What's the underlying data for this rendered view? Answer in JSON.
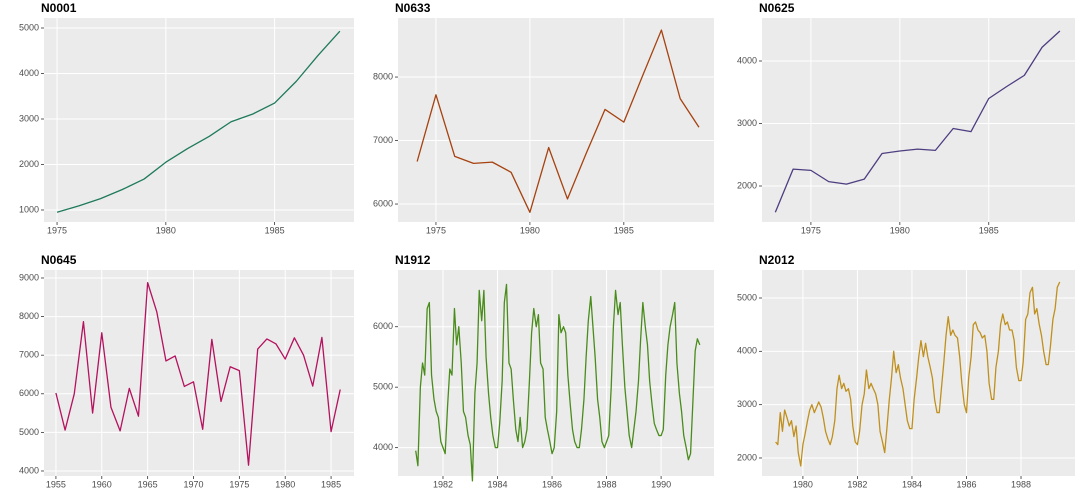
{
  "chart_data": [
    {
      "type": "line",
      "title": "N0001",
      "color": "#1e7a5a",
      "grid": true,
      "x": [
        1975,
        1976,
        1977,
        1978,
        1979,
        1980,
        1981,
        1982,
        1983,
        1984,
        1985,
        1986,
        1987,
        1988
      ],
      "values": [
        950,
        1090,
        1250,
        1450,
        1680,
        2050,
        2350,
        2620,
        2940,
        3110,
        3350,
        3830,
        4400,
        4930
      ],
      "xlim": [
        1974.4,
        1988.65
      ],
      "ylim": [
        736,
        5220
      ],
      "xticks": [
        1975,
        1980,
        1985
      ],
      "yticks": [
        1000,
        2000,
        3000,
        4000,
        5000
      ]
    },
    {
      "type": "line",
      "title": "N0633",
      "color": "#a6420f",
      "grid": true,
      "x": [
        1974,
        1975,
        1976,
        1977,
        1978,
        1979,
        1980,
        1981,
        1982,
        1983,
        1984,
        1985,
        1986,
        1987,
        1988,
        1989
      ],
      "values": [
        6670,
        7720,
        6750,
        6640,
        6660,
        6500,
        5870,
        6890,
        6080,
        6800,
        7490,
        7290,
        8020,
        8740,
        7660,
        7210
      ],
      "xlim": [
        1972.98,
        1989.8
      ],
      "ylim": [
        5717,
        8930
      ],
      "xticks": [
        1975,
        1980,
        1985
      ],
      "yticks": [
        6000,
        7000,
        8000
      ]
    },
    {
      "type": "line",
      "title": "N0625",
      "color": "#4e3d80",
      "grid": true,
      "x": [
        1973,
        1974,
        1975,
        1976,
        1977,
        1978,
        1979,
        1980,
        1981,
        1982,
        1983,
        1984,
        1985,
        1986,
        1987,
        1988,
        1989
      ],
      "values": [
        1580,
        2270,
        2250,
        2070,
        2030,
        2110,
        2520,
        2560,
        2590,
        2570,
        2920,
        2870,
        3400,
        3590,
        3770,
        4220,
        4480
      ],
      "xlim": [
        1972.25,
        1989.85
      ],
      "ylim": [
        1424,
        4688
      ],
      "xticks": [
        1975,
        1980,
        1985
      ],
      "yticks": [
        2000,
        3000,
        4000
      ]
    },
    {
      "type": "line",
      "title": "N0645",
      "color": "#b5115e",
      "grid": true,
      "x": [
        1955,
        1956,
        1957,
        1958,
        1959,
        1960,
        1961,
        1962,
        1963,
        1964,
        1965,
        1966,
        1967,
        1968,
        1969,
        1970,
        1971,
        1972,
        1973,
        1974,
        1975,
        1976,
        1977,
        1978,
        1979,
        1980,
        1981,
        1982,
        1983,
        1984,
        1985,
        1986
      ],
      "values": [
        6020,
        5060,
        6000,
        7870,
        5500,
        7580,
        5650,
        5040,
        6140,
        5420,
        8880,
        8120,
        6850,
        6980,
        6190,
        6310,
        5080,
        7410,
        5800,
        6700,
        6600,
        4150,
        7160,
        7420,
        7290,
        6900,
        7450,
        7000,
        6200,
        7460,
        5020,
        6110
      ],
      "xlim": [
        1953.7,
        1987.5
      ],
      "ylim": [
        3870,
        9207
      ],
      "xticks": [
        1955,
        1960,
        1965,
        1970,
        1975,
        1980,
        1985
      ],
      "yticks": [
        4000,
        5000,
        6000,
        7000,
        8000,
        9000
      ]
    },
    {
      "type": "line",
      "title": "N1912",
      "color": "#4a8c1c",
      "grid": true,
      "x": [
        1981,
        1981.08,
        1981.17,
        1981.25,
        1981.33,
        1981.42,
        1981.5,
        1981.58,
        1981.67,
        1981.75,
        1981.83,
        1981.92,
        1982,
        1982.08,
        1982.17,
        1982.25,
        1982.33,
        1982.42,
        1982.5,
        1982.58,
        1982.67,
        1982.75,
        1982.83,
        1982.92,
        1983,
        1983.08,
        1983.17,
        1983.25,
        1983.33,
        1983.42,
        1983.5,
        1983.58,
        1983.67,
        1983.75,
        1983.83,
        1983.92,
        1984,
        1984.08,
        1984.17,
        1984.25,
        1984.33,
        1984.42,
        1984.5,
        1984.58,
        1984.67,
        1984.75,
        1984.83,
        1984.92,
        1985,
        1985.08,
        1985.17,
        1985.25,
        1985.33,
        1985.42,
        1985.5,
        1985.58,
        1985.67,
        1985.75,
        1985.83,
        1985.92,
        1986,
        1986.08,
        1986.17,
        1986.25,
        1986.33,
        1986.42,
        1986.5,
        1986.58,
        1986.67,
        1986.75,
        1986.83,
        1986.92,
        1987,
        1987.08,
        1987.17,
        1987.25,
        1987.33,
        1987.42,
        1987.5,
        1987.58,
        1987.67,
        1987.75,
        1987.83,
        1987.92,
        1988,
        1988.08,
        1988.17,
        1988.25,
        1988.33,
        1988.42,
        1988.5,
        1988.58,
        1988.67,
        1988.75,
        1988.83,
        1988.92,
        1989,
        1989.08,
        1989.17,
        1989.25,
        1989.33,
        1989.42,
        1989.5,
        1989.58,
        1989.67,
        1989.75,
        1989.83,
        1989.92,
        1990,
        1990.08,
        1990.17,
        1990.25,
        1990.33,
        1990.42,
        1990.5,
        1990.58,
        1990.67,
        1990.75,
        1990.83,
        1990.92,
        1991,
        1991.08,
        1991.17,
        1991.25,
        1991.33,
        1991.42
      ],
      "values": [
        3950,
        3700,
        5000,
        5400,
        5200,
        6300,
        6400,
        5200,
        4800,
        4600,
        4500,
        4100,
        4000,
        3900,
        4700,
        5300,
        5200,
        6300,
        5700,
        6000,
        5400,
        4600,
        4500,
        4200,
        4050,
        3450,
        4900,
        5400,
        6600,
        6100,
        6600,
        5500,
        4900,
        4500,
        4200,
        4000,
        4000,
        4400,
        5100,
        6400,
        6700,
        5400,
        5300,
        4800,
        4300,
        4100,
        4500,
        4000,
        4100,
        4300,
        5100,
        5900,
        6300,
        6000,
        6200,
        5400,
        5300,
        4500,
        4300,
        4100,
        3900,
        4000,
        4600,
        6200,
        5900,
        6000,
        5900,
        5200,
        4700,
        4300,
        4100,
        4000,
        4000,
        4300,
        4800,
        5500,
        6100,
        6500,
        6000,
        5500,
        4800,
        4500,
        4100,
        4000,
        4100,
        4200,
        5000,
        6000,
        6600,
        6200,
        6400,
        5700,
        5000,
        4600,
        4200,
        4000,
        4300,
        4600,
        5100,
        5800,
        6400,
        6000,
        5700,
        5100,
        4700,
        4400,
        4300,
        4200,
        4200,
        4300,
        5200,
        5700,
        6000,
        6200,
        6400,
        5400,
        4900,
        4600,
        4200,
        4000,
        3800,
        3900,
        4800,
        5600,
        5800,
        5700
      ],
      "xlim": [
        1980.35,
        1991.94
      ],
      "ylim": [
        3531,
        6938
      ],
      "xticks": [
        1982,
        1984,
        1986,
        1988,
        1990
      ],
      "yticks": [
        4000,
        5000,
        6000
      ]
    },
    {
      "type": "line",
      "title": "N2012",
      "color": "#c0901e",
      "grid": true,
      "x": [
        1979,
        1979.08,
        1979.17,
        1979.25,
        1979.33,
        1979.42,
        1979.5,
        1979.58,
        1979.67,
        1979.75,
        1979.83,
        1979.92,
        1980,
        1980.08,
        1980.17,
        1980.25,
        1980.33,
        1980.42,
        1980.5,
        1980.58,
        1980.67,
        1980.75,
        1980.83,
        1980.92,
        1981,
        1981.08,
        1981.17,
        1981.25,
        1981.33,
        1981.42,
        1981.5,
        1981.58,
        1981.67,
        1981.75,
        1981.83,
        1981.92,
        1982,
        1982.08,
        1982.17,
        1982.25,
        1982.33,
        1982.42,
        1982.5,
        1982.58,
        1982.67,
        1982.75,
        1982.83,
        1982.92,
        1983,
        1983.08,
        1983.17,
        1983.25,
        1983.33,
        1983.42,
        1983.5,
        1983.58,
        1983.67,
        1983.75,
        1983.83,
        1983.92,
        1984,
        1984.08,
        1984.17,
        1984.25,
        1984.33,
        1984.42,
        1984.5,
        1984.58,
        1984.67,
        1984.75,
        1984.83,
        1984.92,
        1985,
        1985.08,
        1985.17,
        1985.25,
        1985.33,
        1985.42,
        1985.5,
        1985.58,
        1985.67,
        1985.75,
        1985.83,
        1985.92,
        1986,
        1986.08,
        1986.17,
        1986.25,
        1986.33,
        1986.42,
        1986.5,
        1986.58,
        1986.67,
        1986.75,
        1986.83,
        1986.92,
        1987,
        1987.08,
        1987.17,
        1987.25,
        1987.33,
        1987.42,
        1987.5,
        1987.58,
        1987.67,
        1987.75,
        1987.83,
        1987.92,
        1988,
        1988.08,
        1988.17,
        1988.25,
        1988.33,
        1988.42,
        1988.5,
        1988.58,
        1988.67,
        1988.75,
        1988.83,
        1988.92,
        1989,
        1989.08,
        1989.17,
        1989.25,
        1989.33,
        1989.42
      ],
      "values": [
        2300,
        2250,
        2850,
        2500,
        2900,
        2750,
        2600,
        2700,
        2400,
        2600,
        2100,
        1850,
        2250,
        2450,
        2700,
        2900,
        3000,
        2850,
        2950,
        3050,
        2950,
        2750,
        2500,
        2350,
        2250,
        2400,
        2700,
        3300,
        3550,
        3300,
        3400,
        3250,
        3300,
        3100,
        2600,
        2300,
        2250,
        2500,
        3000,
        3200,
        3650,
        3300,
        3400,
        3300,
        3200,
        3000,
        2500,
        2300,
        2100,
        2550,
        3100,
        3500,
        4000,
        3600,
        3750,
        3500,
        3300,
        3000,
        2700,
        2550,
        2550,
        3100,
        3500,
        3900,
        4200,
        3900,
        4150,
        3900,
        3700,
        3500,
        3100,
        2850,
        2850,
        3300,
        3800,
        4300,
        4650,
        4300,
        4400,
        4300,
        4250,
        3900,
        3400,
        3000,
        2850,
        3500,
        3900,
        4500,
        4550,
        4400,
        4350,
        4250,
        4300,
        4000,
        3400,
        3100,
        3100,
        3700,
        4000,
        4500,
        4700,
        4500,
        4550,
        4400,
        4400,
        4200,
        3700,
        3450,
        3450,
        3800,
        4600,
        4700,
        5100,
        5200,
        4700,
        4800,
        4500,
        4300,
        4000,
        3750,
        3750,
        4100,
        4600,
        4800,
        5200,
        5300
      ],
      "xlim": [
        1978.5,
        1989.98
      ],
      "ylim": [
        1662,
        5525
      ],
      "xticks": [
        1980,
        1982,
        1984,
        1986,
        1988
      ],
      "yticks": [
        2000,
        3000,
        4000,
        5000
      ]
    }
  ]
}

◇ ◇ ◇ ◇ ◇

→ THE EXERCISE: Above are the records; copy every line in them that holds the word "color".

→ CORRECT RESPONSE:
      "color": "#1e7a5a",
      "color": "#a6420f",
      "color": "#4e3d80",
      "color": "#b5115e",
      "color": "#4a8c1c",
      "color": "#c0901e",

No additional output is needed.